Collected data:
---

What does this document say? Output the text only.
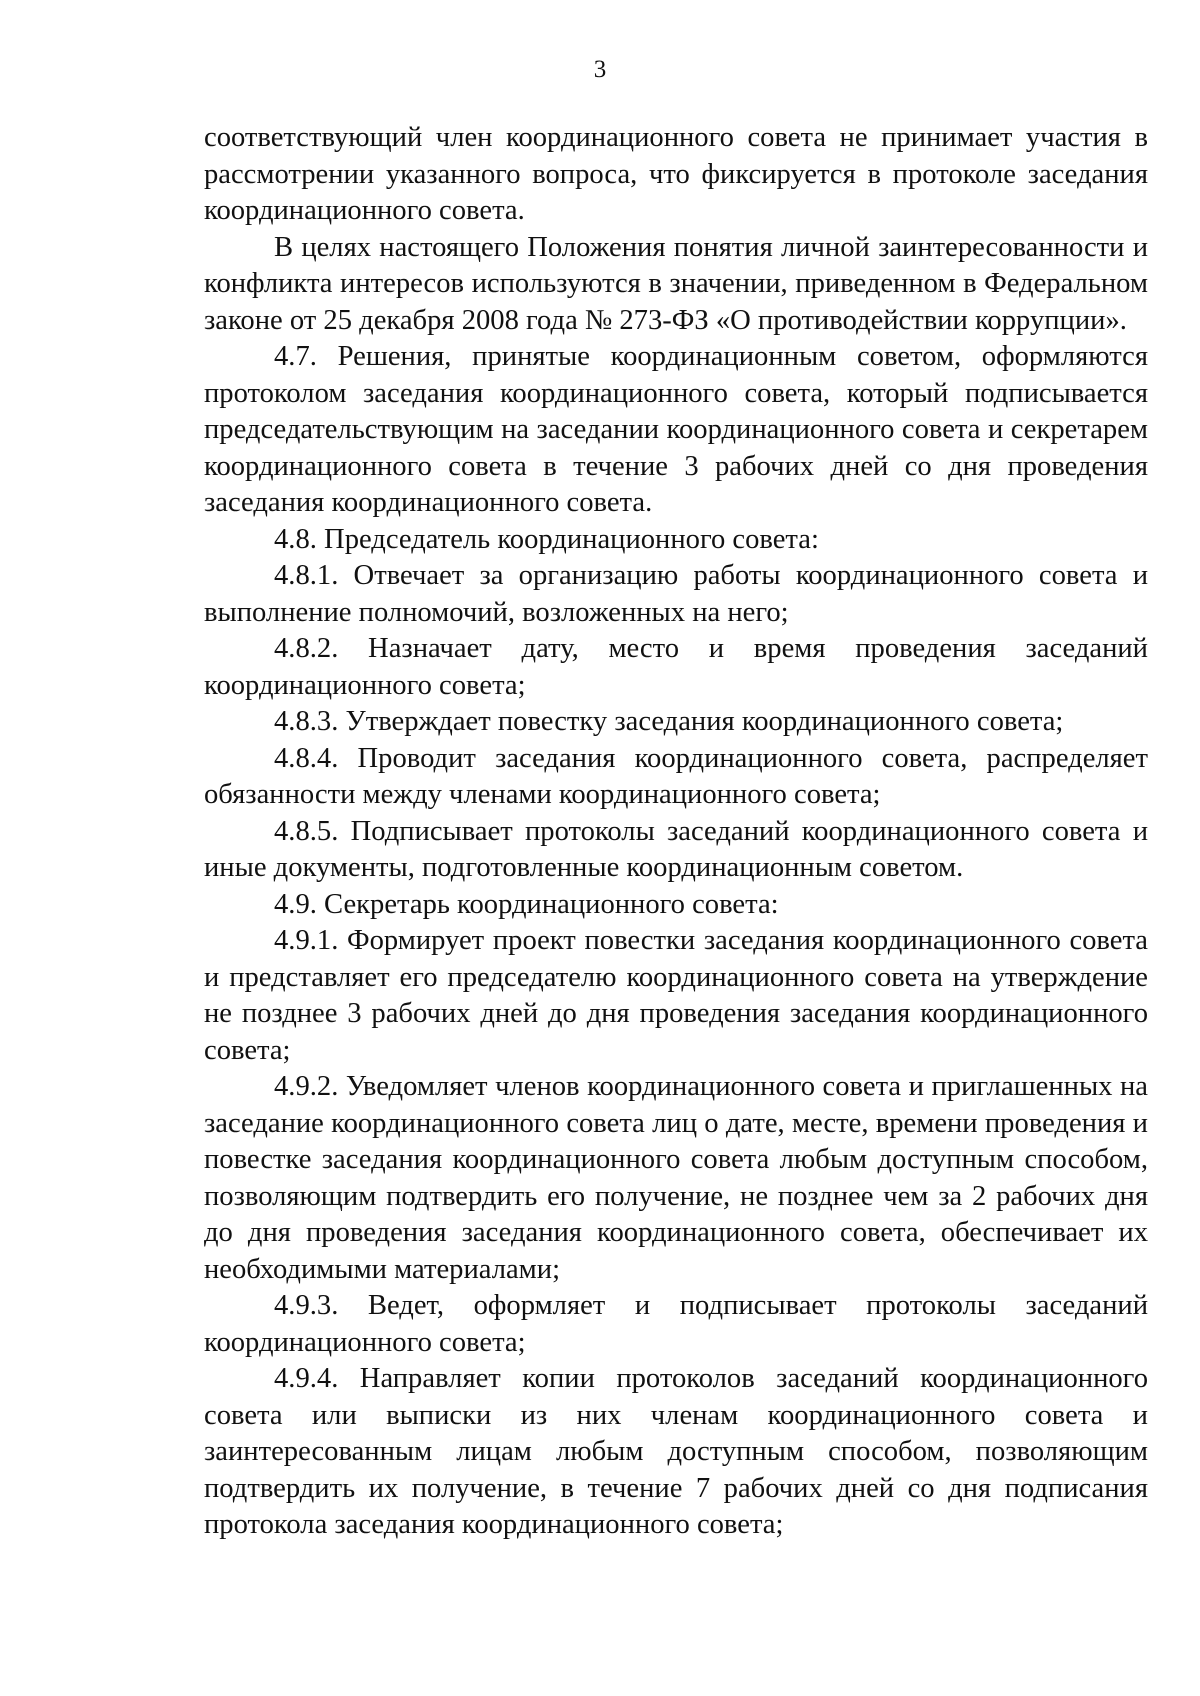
3

соответствующий член координационного совета не принимает участия в рассмотрении указанного вопроса, что фиксируется в протоколе заседания координационного совета.

В целях настоящего Положения понятия личной заинтересованности и конфликта интересов используются в значении, приведенном в Федеральном законе от 25 декабря 2008 года № 273-ФЗ «О противодействии коррупции».

4.7. Решения, принятые координационным советом, оформляются протоколом заседания координационного совета, который подписывается председательствующим на заседании координационного совета и секретарем координационного совета в течение 3 рабочих дней со дня проведения заседания координационного совета.

4.8. Председатель координационного совета:

4.8.1. Отвечает за организацию работы координационного совета и выполнение полномочий, возложенных на него;

4.8.2. Назначает дату, место и время проведения заседаний координационного совета;

4.8.3. Утверждает повестку заседания координационного совета;

4.8.4. Проводит заседания координационного совета, распределяет обязанности между членами координационного совета;

4.8.5. Подписывает протоколы заседаний координационного совета и иные документы, подготовленные координационным советом.

4.9. Секретарь координационного совета:

4.9.1. Формирует проект повестки заседания координационного совета и представляет его председателю координационного совета на утверждение не позднее 3 рабочих дней до дня проведения заседания координационного совета;

4.9.2. Уведомляет членов координационного совета и приглашенных на заседание координационного совета лиц о дате, месте, времени проведения и повестке заседания координационного совета любым доступным способом, позволяющим подтвердить его получение, не позднее чем за 2 рабочих дня до дня проведения заседания координационного совета, обеспечивает их необходимыми материалами;

4.9.3. Ведет, оформляет и подписывает протоколы заседаний координационного совета;

4.9.4. Направляет копии протоколов заседаний координационного совета или выписки из них членам координационного совета и заинтересованным лицам любым доступным способом, позволяющим подтвердить их получение, в течение 7 рабочих дней со дня подписания протокола заседания координационного совета;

---

§ **Task brief**:
Every line holding "протоколы" should be copied out.

§ **Final result**:
4.8.5. Подписывает протоколы заседаний координационного совета и иные документы, подготовленные координационным советом.
4.9.3. Ведет, оформляет и подписывает протоколы заседаний координационного совета;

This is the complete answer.